## [Selected extract]
Many people say the spots mean split to Pied however I read a paper once on Cockatiel genetics and the author says that any amount of pied feathers IS pied. I love the way he put it. "It just the extent to which the Pied gene expresses itself" So Plukie do you have lots of pics in the gallery? I could go thru and see if I can find one that shows lots of Daiseys body!


----------



## Cannuck2007 (Feb 29, 2008)

sweetrsue said:


> Many people say the spots mean split to Pied however I read a paper once on Cockatiel genetics and the author says that any amount of pied feathers IS pied. I love the way he put it. "It just the extent to which the Pied gene expresses itself" So Plukie do you have lots of pics in the gallery? I could go thru and see if I can find one that shows lots of Daiseys body!


I've read that in quite few articles too. ButterBall in a pied 90% clear, so I would think those with the white spot are maybe 5% clear??


----------



## sweetrsue (Jul 8, 2008)

I haven't heard of the percentage referred to as clear but rather the amount of pied feathers (yellow or white) determines whether or not a bird is considered clear. For example 98% Pied is considered clear pied (almost no dark feathers). Certainly 90% pied would be considered heavy pied (a large # of Pied feathers) as Kim says "Heavily Pied". Any bird with less than 50% would be considered a light pied. It almost seems backwards I think because in English "light" has 2 meanings. In this case it means a small amount.


----------



## sweetrsue (Jul 8, 2008)

I went thru the Cockatiel gallery and I think I have almost enough to fill the first page. I still can't find a picture of a Mature Male Cinnamon!...Anyone?...Anyone? Also a Mature male Pearl. I know they look just like a Normal gray but I want to keep it accurate.


----------



## Tike2 (Jun 16, 2008)

Tiki is an emerald... Do U want him?? If I can get a good pic that is.


----------



## Cannuck2007 (Feb 29, 2008)

Tike2 said:


> Tiki is an emerald... Do U want him?? If I can get a good pic that is.

## [Dataset]
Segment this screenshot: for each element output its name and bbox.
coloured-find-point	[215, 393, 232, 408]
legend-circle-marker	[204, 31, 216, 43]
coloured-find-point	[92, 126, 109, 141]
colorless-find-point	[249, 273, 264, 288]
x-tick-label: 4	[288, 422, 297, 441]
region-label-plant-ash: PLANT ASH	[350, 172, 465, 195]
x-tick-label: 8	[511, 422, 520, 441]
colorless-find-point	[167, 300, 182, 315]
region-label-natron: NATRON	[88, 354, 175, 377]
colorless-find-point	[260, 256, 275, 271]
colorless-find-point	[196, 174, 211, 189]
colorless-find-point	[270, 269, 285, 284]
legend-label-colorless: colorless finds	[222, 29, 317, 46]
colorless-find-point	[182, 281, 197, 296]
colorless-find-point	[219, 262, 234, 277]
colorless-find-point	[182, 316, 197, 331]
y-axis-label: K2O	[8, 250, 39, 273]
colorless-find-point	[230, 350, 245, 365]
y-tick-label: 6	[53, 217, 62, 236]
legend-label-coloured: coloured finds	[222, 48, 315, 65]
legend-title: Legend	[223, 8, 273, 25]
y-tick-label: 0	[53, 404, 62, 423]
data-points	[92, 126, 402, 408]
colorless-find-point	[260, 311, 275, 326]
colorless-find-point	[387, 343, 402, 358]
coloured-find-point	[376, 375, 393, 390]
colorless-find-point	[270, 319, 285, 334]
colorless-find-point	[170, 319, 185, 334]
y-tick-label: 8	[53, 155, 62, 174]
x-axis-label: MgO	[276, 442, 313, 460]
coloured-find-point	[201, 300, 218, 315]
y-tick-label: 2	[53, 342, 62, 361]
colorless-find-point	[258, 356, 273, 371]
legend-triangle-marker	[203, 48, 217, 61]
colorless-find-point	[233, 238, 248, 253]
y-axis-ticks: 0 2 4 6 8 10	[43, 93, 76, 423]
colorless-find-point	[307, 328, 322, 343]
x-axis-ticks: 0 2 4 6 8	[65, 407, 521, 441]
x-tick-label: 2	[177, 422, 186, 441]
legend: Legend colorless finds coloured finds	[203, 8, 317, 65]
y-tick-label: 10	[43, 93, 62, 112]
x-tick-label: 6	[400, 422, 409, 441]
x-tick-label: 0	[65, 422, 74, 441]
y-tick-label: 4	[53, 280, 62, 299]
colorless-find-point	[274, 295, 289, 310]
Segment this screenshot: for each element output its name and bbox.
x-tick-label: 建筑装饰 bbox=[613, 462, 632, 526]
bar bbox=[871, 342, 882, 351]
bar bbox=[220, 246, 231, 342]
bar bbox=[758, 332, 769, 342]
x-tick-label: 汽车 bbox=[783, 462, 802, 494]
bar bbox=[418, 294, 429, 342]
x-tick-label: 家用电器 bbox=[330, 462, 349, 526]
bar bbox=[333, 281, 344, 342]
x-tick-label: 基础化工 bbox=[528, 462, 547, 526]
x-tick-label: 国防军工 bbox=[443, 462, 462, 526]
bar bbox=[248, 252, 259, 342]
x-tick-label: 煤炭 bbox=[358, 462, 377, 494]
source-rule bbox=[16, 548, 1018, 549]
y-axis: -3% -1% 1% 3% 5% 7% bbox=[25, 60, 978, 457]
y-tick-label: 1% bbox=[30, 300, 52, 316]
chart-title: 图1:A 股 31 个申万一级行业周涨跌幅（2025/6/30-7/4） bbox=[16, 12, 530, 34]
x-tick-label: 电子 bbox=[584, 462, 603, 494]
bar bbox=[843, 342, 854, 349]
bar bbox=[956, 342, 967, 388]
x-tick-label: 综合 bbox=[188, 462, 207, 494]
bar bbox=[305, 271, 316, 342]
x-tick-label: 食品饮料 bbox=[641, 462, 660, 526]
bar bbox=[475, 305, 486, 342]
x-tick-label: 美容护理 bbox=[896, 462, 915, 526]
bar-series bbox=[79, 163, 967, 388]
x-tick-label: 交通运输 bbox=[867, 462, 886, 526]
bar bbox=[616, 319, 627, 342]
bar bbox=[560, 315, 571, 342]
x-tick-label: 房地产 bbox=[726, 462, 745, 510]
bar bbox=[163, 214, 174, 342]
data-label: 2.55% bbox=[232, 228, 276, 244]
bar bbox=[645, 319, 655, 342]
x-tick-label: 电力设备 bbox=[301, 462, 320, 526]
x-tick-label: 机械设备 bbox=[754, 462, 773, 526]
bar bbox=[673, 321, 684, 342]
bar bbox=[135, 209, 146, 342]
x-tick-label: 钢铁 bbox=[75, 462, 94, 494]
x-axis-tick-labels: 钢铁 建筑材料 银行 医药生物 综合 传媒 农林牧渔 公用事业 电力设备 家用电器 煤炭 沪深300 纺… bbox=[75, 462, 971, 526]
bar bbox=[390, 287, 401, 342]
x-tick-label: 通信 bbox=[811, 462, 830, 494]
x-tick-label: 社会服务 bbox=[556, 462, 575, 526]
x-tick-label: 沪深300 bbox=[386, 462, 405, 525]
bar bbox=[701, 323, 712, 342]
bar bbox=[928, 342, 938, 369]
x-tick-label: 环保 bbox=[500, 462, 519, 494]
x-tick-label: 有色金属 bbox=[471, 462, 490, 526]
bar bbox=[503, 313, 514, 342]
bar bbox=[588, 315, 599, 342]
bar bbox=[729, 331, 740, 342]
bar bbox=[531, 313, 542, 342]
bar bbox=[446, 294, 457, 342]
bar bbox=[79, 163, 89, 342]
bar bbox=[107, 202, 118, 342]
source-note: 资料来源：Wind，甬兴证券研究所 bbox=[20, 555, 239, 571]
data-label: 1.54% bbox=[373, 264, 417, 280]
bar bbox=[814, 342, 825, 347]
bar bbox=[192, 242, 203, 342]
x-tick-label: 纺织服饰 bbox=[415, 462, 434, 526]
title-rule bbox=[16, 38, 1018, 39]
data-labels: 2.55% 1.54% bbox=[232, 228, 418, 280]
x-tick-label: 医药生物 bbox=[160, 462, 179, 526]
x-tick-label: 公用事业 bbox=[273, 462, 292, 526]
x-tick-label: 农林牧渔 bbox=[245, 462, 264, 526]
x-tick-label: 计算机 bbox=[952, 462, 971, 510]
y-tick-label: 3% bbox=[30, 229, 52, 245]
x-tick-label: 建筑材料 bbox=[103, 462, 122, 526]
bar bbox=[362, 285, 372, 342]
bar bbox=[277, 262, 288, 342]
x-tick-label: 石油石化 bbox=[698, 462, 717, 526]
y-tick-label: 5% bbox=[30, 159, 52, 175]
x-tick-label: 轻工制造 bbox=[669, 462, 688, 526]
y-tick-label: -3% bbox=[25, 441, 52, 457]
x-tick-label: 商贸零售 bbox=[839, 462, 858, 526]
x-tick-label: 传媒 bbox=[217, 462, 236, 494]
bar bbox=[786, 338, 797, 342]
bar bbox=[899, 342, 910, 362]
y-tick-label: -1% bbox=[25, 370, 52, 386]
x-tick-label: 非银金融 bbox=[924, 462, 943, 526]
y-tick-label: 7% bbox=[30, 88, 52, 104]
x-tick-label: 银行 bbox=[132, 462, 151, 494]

## [Problem set]
1 – In the cockatiel forum thread, which distinct usernames appear in the post headers? List each one once.
2 – Can you echo the cockatiel forum thread word for word, taking everything from "I haven't heard" down to "a small amount."?

## [Solutions to the problems]
1 – Cannuck2007, sweetrsue, Tike2

2 –
I haven't heard of the percentage referred to as clear but rather the amount of pied feathers (yellow or white) determines whether or not a bird is considered clear. For example 98% Pied is considered clear pied (almost no dark feathers). Certainly 90% pied would be considered heavy pied (a large # of Pied feathers) as Kim says "Heavily Pied". Any bird with less than 50% would be considered a light pied. It almost seems backwards I think because in English "light" has 2 meanings. In this case it means a small amount.